§ **STATED TASK**: Locate the word "this" in the entries below, then gather every line that holds it.

** Start INPUT DATA **

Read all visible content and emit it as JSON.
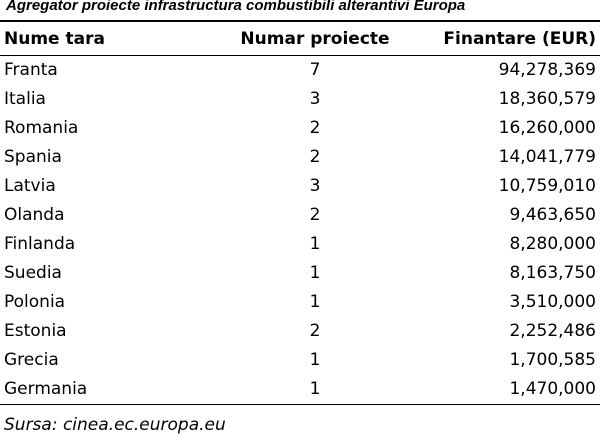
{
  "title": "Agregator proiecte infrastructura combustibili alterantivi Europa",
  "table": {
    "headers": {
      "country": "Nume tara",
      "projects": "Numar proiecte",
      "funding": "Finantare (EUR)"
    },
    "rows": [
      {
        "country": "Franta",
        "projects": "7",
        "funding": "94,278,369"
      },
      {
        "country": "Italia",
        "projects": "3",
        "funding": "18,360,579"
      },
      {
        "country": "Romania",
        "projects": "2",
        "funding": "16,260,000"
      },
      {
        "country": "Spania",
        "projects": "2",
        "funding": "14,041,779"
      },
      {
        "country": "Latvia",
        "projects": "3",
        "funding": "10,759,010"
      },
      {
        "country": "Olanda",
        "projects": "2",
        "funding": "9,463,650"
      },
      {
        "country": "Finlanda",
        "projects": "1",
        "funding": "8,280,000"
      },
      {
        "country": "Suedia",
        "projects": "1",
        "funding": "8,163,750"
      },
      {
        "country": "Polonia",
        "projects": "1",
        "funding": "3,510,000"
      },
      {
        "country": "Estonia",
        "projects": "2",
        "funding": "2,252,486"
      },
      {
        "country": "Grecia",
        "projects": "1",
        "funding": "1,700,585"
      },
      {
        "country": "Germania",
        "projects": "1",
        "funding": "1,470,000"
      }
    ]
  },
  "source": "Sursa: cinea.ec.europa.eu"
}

** End INPUT DATA **
** Start INPUT DATA **

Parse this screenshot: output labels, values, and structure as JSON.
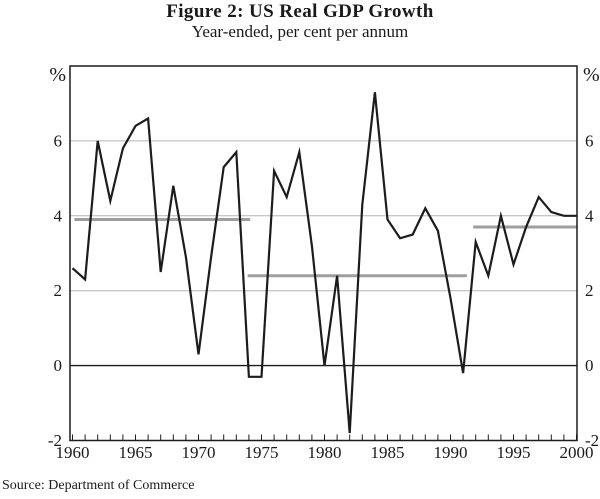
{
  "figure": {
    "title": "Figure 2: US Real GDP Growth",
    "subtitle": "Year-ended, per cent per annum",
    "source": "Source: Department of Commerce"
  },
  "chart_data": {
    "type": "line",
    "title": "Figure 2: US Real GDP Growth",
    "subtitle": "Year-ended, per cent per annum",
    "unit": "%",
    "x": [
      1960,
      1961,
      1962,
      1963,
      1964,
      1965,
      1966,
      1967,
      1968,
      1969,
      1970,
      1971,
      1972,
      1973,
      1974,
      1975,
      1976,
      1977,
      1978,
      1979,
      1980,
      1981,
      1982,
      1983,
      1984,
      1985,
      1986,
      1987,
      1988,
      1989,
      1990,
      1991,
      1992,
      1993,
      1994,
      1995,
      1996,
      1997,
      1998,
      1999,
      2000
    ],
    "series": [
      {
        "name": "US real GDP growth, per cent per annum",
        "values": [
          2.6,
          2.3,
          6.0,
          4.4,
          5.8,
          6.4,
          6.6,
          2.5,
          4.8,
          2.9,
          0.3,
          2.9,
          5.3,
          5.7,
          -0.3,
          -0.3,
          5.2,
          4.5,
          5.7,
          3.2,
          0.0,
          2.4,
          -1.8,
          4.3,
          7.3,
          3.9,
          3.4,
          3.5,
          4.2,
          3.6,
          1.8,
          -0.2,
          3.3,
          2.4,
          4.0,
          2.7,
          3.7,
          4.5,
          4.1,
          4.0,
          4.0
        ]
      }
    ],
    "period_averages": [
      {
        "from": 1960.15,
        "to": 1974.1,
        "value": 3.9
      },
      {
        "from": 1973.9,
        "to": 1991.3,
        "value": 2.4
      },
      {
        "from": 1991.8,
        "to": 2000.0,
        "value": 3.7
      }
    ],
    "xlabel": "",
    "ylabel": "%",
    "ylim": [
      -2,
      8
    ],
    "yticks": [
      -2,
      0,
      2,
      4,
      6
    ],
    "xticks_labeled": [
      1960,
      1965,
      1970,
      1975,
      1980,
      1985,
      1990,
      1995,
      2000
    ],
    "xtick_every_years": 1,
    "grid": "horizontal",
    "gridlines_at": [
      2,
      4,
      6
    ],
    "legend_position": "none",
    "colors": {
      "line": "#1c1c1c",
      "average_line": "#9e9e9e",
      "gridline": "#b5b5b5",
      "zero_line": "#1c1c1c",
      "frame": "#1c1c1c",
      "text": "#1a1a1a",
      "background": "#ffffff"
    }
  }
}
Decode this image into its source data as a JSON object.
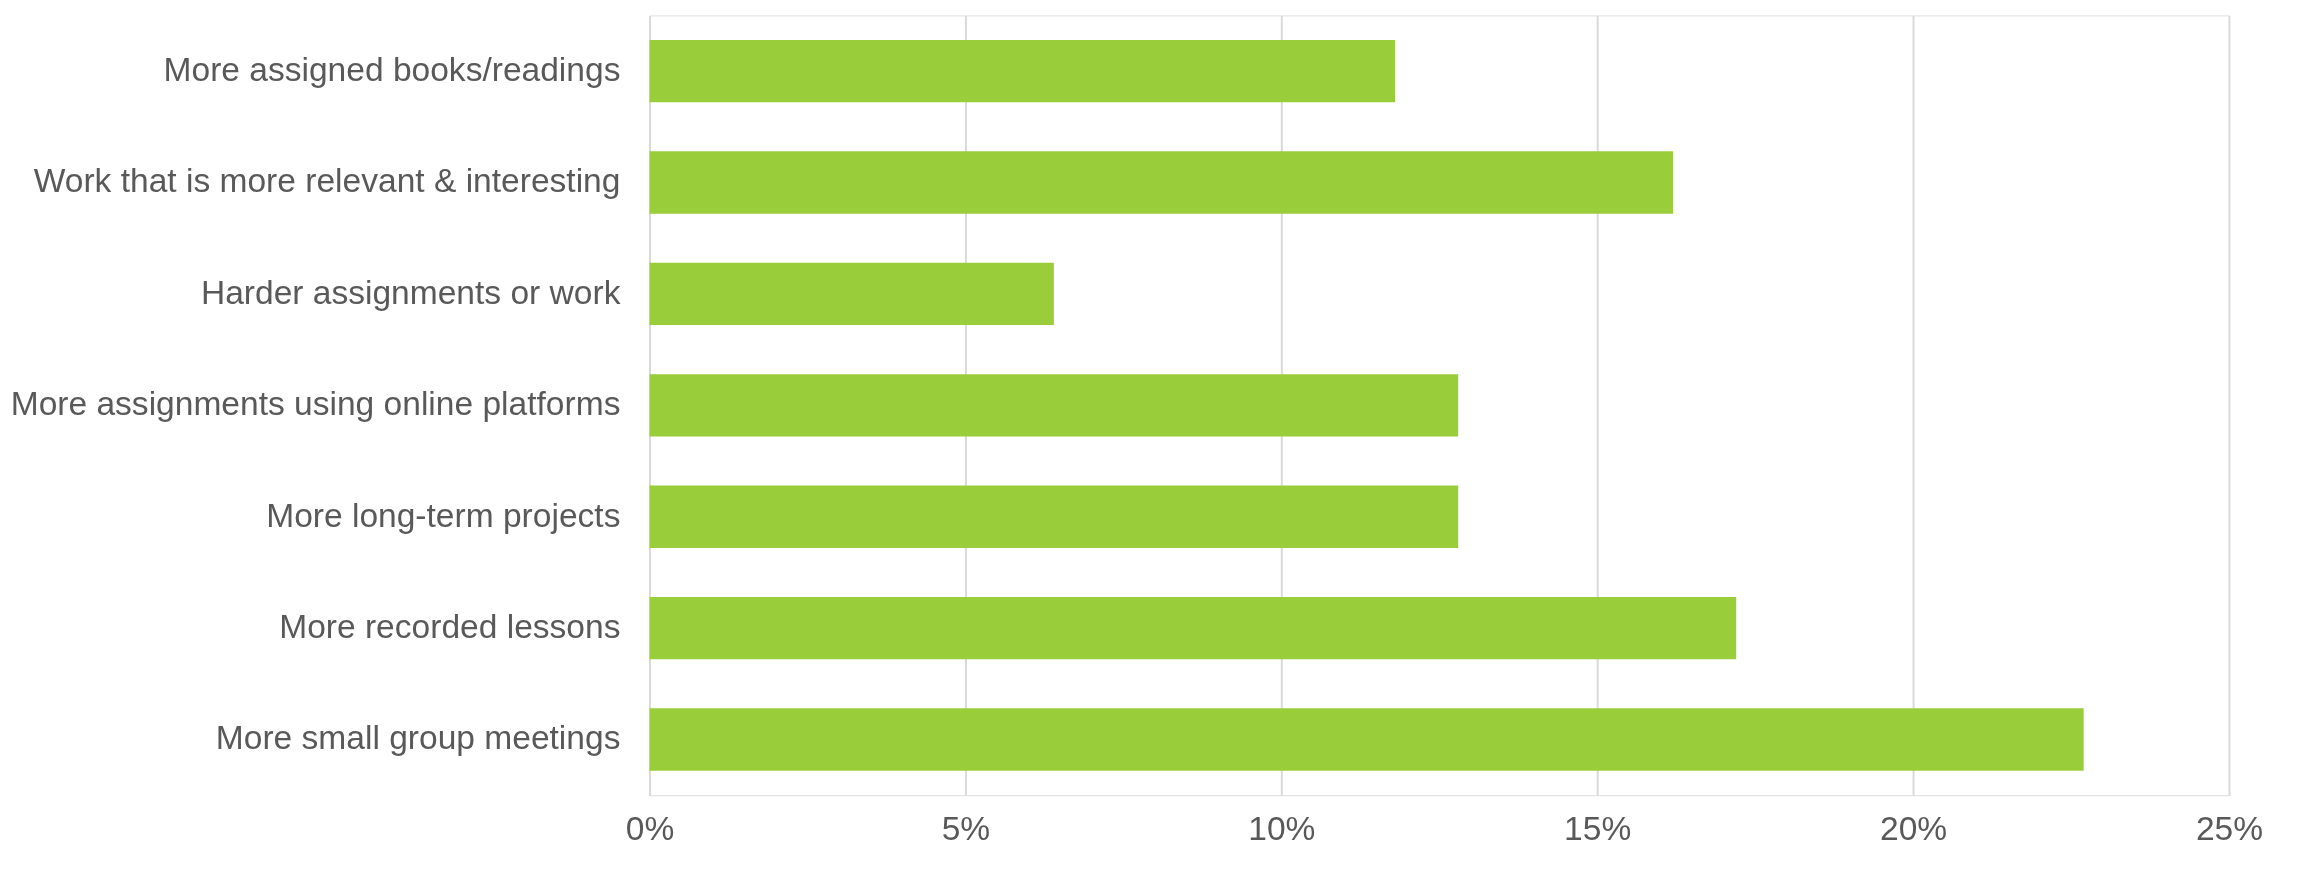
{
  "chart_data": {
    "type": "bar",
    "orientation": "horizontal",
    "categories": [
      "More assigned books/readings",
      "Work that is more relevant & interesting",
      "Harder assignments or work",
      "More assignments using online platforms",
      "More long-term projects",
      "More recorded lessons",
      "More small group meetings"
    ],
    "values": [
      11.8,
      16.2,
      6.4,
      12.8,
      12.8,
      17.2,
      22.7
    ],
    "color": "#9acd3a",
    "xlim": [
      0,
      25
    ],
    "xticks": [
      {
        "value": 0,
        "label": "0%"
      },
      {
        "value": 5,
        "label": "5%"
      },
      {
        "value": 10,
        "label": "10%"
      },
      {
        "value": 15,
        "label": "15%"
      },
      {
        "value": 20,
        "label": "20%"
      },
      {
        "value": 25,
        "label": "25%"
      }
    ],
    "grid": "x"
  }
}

** End INPUT DATA **

§ **REPLY TO THE TASK**:
Parse this screenshot: output labels, values, and structure as JSON.
Decode this image into its source data as a JSON object.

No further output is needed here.